# Instructions to follow
Extract every line of the material that holds the string "document".
* BEGIN Records to use *
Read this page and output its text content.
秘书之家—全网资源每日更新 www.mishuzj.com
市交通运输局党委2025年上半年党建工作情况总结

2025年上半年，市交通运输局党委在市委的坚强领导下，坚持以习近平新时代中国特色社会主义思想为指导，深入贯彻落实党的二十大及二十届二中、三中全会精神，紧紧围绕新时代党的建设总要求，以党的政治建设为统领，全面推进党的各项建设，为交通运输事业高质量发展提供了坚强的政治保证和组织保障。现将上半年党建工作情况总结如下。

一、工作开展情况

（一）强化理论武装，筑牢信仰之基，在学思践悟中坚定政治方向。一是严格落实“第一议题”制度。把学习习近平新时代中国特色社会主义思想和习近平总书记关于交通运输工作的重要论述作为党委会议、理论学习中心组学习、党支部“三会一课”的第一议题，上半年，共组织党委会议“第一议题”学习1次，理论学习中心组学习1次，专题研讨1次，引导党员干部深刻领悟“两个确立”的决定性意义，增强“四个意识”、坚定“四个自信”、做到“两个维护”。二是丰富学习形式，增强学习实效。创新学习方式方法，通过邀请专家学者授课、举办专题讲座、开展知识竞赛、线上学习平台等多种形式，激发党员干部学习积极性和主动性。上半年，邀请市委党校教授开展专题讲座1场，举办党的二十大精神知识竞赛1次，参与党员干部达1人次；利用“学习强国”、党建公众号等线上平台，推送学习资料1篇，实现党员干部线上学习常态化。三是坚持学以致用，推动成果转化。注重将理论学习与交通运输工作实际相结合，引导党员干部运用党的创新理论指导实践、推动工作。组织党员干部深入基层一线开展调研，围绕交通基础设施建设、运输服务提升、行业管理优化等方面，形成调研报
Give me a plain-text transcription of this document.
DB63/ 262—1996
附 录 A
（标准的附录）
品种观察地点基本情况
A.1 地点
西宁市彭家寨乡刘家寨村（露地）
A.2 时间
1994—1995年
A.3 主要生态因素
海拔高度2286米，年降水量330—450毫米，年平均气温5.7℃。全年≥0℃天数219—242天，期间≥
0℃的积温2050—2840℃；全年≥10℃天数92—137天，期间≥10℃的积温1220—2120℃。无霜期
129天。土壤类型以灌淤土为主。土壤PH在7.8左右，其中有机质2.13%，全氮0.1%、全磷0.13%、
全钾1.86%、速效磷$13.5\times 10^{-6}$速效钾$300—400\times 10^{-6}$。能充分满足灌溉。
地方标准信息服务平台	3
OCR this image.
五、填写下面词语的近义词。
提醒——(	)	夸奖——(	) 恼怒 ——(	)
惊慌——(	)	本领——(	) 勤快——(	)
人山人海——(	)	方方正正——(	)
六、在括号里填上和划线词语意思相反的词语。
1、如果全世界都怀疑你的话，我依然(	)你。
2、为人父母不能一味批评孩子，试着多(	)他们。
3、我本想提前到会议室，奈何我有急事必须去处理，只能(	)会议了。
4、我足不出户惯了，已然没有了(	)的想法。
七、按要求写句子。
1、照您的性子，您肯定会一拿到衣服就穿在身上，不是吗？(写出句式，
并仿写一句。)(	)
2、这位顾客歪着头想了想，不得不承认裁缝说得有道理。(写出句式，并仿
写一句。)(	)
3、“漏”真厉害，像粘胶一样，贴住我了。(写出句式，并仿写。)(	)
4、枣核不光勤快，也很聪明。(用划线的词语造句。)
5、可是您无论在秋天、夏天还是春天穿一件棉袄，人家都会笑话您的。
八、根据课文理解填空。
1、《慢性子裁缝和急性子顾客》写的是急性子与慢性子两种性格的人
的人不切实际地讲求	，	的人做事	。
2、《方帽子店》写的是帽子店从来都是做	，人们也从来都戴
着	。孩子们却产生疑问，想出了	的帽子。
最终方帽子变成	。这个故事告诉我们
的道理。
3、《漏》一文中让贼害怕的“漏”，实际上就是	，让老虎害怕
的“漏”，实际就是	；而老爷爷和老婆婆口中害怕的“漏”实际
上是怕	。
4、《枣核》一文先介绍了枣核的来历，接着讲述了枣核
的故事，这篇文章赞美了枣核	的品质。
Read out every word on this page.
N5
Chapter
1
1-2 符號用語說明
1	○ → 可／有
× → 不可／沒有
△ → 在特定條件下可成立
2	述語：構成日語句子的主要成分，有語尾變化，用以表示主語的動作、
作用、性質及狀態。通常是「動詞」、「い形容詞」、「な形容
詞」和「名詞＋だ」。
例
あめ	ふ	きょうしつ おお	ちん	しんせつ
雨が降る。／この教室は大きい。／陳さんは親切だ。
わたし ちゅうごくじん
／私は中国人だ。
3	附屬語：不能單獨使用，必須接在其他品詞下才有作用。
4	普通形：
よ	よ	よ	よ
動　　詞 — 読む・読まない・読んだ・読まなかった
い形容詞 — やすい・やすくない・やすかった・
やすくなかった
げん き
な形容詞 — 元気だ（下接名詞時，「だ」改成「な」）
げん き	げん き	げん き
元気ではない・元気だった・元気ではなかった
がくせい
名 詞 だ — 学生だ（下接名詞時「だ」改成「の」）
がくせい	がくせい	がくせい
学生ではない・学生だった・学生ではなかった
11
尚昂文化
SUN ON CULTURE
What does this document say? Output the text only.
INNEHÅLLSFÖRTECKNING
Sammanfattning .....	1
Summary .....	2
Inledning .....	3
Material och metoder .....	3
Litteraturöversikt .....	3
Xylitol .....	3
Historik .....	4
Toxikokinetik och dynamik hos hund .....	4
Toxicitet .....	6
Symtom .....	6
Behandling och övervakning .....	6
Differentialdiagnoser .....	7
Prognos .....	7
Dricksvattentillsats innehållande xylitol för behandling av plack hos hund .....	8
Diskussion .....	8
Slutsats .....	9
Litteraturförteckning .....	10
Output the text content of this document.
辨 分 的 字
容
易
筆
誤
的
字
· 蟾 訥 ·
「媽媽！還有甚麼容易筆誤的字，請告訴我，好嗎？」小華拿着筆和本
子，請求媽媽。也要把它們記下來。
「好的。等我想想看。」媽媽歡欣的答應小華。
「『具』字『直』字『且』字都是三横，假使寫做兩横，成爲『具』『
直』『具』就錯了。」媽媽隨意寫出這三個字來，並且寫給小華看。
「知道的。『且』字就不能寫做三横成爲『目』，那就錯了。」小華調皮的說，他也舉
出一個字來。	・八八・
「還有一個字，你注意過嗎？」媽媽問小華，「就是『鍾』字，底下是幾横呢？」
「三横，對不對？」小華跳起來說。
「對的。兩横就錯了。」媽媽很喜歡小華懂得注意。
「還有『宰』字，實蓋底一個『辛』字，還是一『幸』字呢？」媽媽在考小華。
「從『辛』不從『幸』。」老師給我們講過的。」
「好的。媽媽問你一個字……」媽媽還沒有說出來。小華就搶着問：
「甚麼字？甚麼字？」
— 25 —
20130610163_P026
* END Records to use *
# Correct answer
Give me a plain-text transcription of this document.
What does this document say? Output the text only.
Output the text content of this document.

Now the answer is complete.